Stated problem
Retype the material below. Keep every word exactly as it is.

--- Start of Input material ---

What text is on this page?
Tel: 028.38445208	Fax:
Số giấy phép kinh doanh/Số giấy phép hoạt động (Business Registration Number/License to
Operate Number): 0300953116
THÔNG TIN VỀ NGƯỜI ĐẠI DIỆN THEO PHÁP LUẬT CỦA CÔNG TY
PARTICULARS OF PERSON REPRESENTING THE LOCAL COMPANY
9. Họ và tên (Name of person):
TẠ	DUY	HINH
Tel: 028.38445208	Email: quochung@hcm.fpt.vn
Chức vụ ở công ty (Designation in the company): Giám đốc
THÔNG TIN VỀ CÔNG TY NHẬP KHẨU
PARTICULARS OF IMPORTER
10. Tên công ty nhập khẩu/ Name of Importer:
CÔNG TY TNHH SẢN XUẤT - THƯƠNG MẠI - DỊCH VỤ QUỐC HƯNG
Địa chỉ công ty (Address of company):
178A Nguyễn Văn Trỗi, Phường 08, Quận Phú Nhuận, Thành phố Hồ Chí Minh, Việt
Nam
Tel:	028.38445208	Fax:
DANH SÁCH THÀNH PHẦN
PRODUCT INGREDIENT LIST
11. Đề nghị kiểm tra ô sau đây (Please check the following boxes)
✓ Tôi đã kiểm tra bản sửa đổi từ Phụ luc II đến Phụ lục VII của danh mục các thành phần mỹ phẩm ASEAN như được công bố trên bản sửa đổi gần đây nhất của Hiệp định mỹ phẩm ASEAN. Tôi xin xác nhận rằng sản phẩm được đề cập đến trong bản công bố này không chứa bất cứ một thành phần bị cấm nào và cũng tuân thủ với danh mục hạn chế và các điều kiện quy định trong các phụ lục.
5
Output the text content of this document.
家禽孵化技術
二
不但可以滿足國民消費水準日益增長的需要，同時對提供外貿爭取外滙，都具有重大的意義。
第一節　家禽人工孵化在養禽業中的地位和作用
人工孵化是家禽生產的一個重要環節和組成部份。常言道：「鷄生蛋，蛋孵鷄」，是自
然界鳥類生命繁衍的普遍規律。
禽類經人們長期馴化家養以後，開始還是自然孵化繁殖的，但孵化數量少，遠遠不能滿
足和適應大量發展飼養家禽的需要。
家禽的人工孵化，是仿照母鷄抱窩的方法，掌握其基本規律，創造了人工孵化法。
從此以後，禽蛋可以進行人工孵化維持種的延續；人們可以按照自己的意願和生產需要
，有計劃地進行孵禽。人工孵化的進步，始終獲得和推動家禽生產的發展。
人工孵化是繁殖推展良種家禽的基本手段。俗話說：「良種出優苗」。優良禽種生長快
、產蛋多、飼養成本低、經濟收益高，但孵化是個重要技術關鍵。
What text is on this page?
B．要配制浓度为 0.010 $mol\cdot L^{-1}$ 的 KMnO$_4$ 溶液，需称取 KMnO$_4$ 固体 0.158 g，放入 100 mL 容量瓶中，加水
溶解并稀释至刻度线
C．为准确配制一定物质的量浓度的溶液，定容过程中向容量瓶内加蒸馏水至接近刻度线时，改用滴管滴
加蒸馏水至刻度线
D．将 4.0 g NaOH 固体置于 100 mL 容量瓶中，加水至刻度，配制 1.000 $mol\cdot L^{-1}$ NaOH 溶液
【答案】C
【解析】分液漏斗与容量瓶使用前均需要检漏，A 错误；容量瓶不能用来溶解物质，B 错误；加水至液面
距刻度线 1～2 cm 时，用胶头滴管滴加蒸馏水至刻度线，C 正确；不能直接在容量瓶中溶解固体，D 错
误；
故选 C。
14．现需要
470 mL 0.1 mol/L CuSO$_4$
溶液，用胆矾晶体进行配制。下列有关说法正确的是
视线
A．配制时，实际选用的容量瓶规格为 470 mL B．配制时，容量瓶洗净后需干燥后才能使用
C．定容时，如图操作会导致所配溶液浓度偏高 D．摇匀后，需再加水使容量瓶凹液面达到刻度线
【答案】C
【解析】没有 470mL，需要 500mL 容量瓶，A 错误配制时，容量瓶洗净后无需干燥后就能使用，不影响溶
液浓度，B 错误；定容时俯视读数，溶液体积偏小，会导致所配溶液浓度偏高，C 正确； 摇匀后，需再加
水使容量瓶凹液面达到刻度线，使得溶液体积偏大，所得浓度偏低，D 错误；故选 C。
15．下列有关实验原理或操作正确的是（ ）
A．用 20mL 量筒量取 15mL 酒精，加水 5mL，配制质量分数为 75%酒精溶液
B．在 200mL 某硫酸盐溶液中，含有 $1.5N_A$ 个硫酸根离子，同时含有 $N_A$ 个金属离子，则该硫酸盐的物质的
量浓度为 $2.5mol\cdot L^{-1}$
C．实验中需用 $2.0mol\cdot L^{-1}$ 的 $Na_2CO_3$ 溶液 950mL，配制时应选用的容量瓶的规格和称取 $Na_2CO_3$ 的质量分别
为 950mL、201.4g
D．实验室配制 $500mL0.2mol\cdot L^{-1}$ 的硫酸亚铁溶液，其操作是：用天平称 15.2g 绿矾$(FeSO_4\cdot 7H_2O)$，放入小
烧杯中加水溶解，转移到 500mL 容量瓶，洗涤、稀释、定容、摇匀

--- End of Input material ---

Solution
What text is on this page?
Tel: 028.38445208	Fax:
Số giấy phép kinh doanh/Số giấy phép hoạt động (Business Registration Number/License to
Operate Number): 0300953116
THÔNG TIN VỀ NGƯỜI ĐẠI DIỆN THEO PHÁP LUẬT CỦA CÔNG TY
PARTICULARS OF PERSON REPRESENTING THE LOCAL COMPANY
9. Họ và tên (Name of person):
TẠ	DUY	HINH
Tel: 028.38445208	Email: quochung@hcm.fpt.vn
Chức vụ ở công ty (Designation in the company): Giám đốc
THÔNG TIN VỀ CÔNG TY NHẬP KHẨU
PARTICULARS OF IMPORTER
10. Tên công ty nhập khẩu/ Name of Importer:
CÔNG TY TNHH SẢN XUẤT - THƯƠNG MẠI - DỊCH VỤ QUỐC HƯNG
Địa chỉ công ty (Address of company):
178A Nguyễn Văn Trỗi, Phường 08, Quận Phú Nhuận, Thành phố Hồ Chí Minh, Việt
Nam
Tel:	028.38445208	Fax:
DANH SÁCH THÀNH PHẦN
PRODUCT INGREDIENT LIST
11. Đề nghị kiểm tra ô sau đây (Please check the following boxes)
✓ Tôi đã kiểm tra bản sửa đổi từ Phụ luc II đến Phụ lục VII của danh mục các thành phần mỹ phẩm ASEAN như được công bố trên bản sửa đổi gần đây nhất của Hiệp định mỹ phẩm ASEAN. Tôi xin xác nhận rằng sản phẩm được đề cập đến trong bản công bố này không chứa bất cứ một thành phần bị cấm nào và cũng tuân thủ với danh mục hạn chế và các điều kiện quy định trong các phụ lục.
5
Output the text content of this document.
家禽孵化技術
二
不但可以滿足國民消費水準日益增長的需要，同時對提供外貿爭取外滙，都具有重大的意義。
第一節　家禽人工孵化在養禽業中的地位和作用
人工孵化是家禽生產的一個重要環節和組成部份。常言道：「鷄生蛋，蛋孵鷄」，是自
然界鳥類生命繁衍的普遍規律。
禽類經人們長期馴化家養以後，開始還是自然孵化繁殖的，但孵化數量少，遠遠不能滿
足和適應大量發展飼養家禽的需要。
家禽的人工孵化，是仿照母鷄抱窩的方法，掌握其基本規律，創造了人工孵化法。
從此以後，禽蛋可以進行人工孵化維持種的延續；人們可以按照自己的意願和生產需要
，有計劃地進行孵禽。人工孵化的進步，始終獲得和推動家禽生產的發展。
人工孵化是繁殖推展良種家禽的基本手段。俗話說：「良種出優苗」。優良禽種生長快
、產蛋多、飼養成本低、經濟收益高，但孵化是個重要技術關鍵。
What text is on this page?
B．要配制浓度为 0.010 $mol\cdot L^{-1}$ 的 KMnO$_4$ 溶液，需称取 KMnO$_4$ 固体 0.158 g，放入 100 mL 容量瓶中，加水
溶解并稀释至刻度线
C．为准确配制一定物质的量浓度的溶液，定容过程中向容量瓶内加蒸馏水至接近刻度线时，改用滴管滴
加蒸馏水至刻度线
D．将 4.0 g NaOH 固体置于 100 mL 容量瓶中，加水至刻度，配制 1.000 $mol\cdot L^{-1}$ NaOH 溶液
【答案】C
【解析】分液漏斗与容量瓶使用前均需要检漏，A 错误；容量瓶不能用来溶解物质，B 错误；加水至液面
距刻度线 1～2 cm 时，用胶头滴管滴加蒸馏水至刻度线，C 正确；不能直接在容量瓶中溶解固体，D 错
误；
故选 C。
14．现需要
470 mL 0.1 mol/L CuSO$_4$
溶液，用胆矾晶体进行配制。下列有关说法正确的是
视线
A．配制时，实际选用的容量瓶规格为 470 mL B．配制时，容量瓶洗净后需干燥后才能使用
C．定容时，如图操作会导致所配溶液浓度偏高 D．摇匀后，需再加水使容量瓶凹液面达到刻度线
【答案】C
【解析】没有 470mL，需要 500mL 容量瓶，A 错误配制时，容量瓶洗净后无需干燥后就能使用，不影响溶
液浓度，B 错误；定容时俯视读数，溶液体积偏小，会导致所配溶液浓度偏高，C 正确； 摇匀后，需再加
水使容量瓶凹液面达到刻度线，使得溶液体积偏大，所得浓度偏低，D 错误；故选 C。
15．下列有关实验原理或操作正确的是（ ）
A．用 20mL 量筒量取 15mL 酒精，加水 5mL，配制质量分数为 75%酒精溶液
B．在 200mL 某硫酸盐溶液中，含有 $1.5N_A$ 个硫酸根离子，同时含有 $N_A$ 个金属离子，则该硫酸盐的物质的
量浓度为 $2.5mol\cdot L^{-1}$
C．实验中需用 $2.0mol\cdot L^{-1}$ 的 $Na_2CO_3$ 溶液 950mL，配制时应选用的容量瓶的规格和称取 $Na_2CO_3$ 的质量分别
为 950mL、201.4g
D．实验室配制 $500mL0.2mol\cdot L^{-1}$ 的硫酸亚铁溶液，其操作是：用天平称 15.2g 绿矾$(FeSO_4\cdot 7H_2O)$，放入小
烧杯中加水溶解，转移到 500mL 容量瓶，洗涤、稀释、定容、摇匀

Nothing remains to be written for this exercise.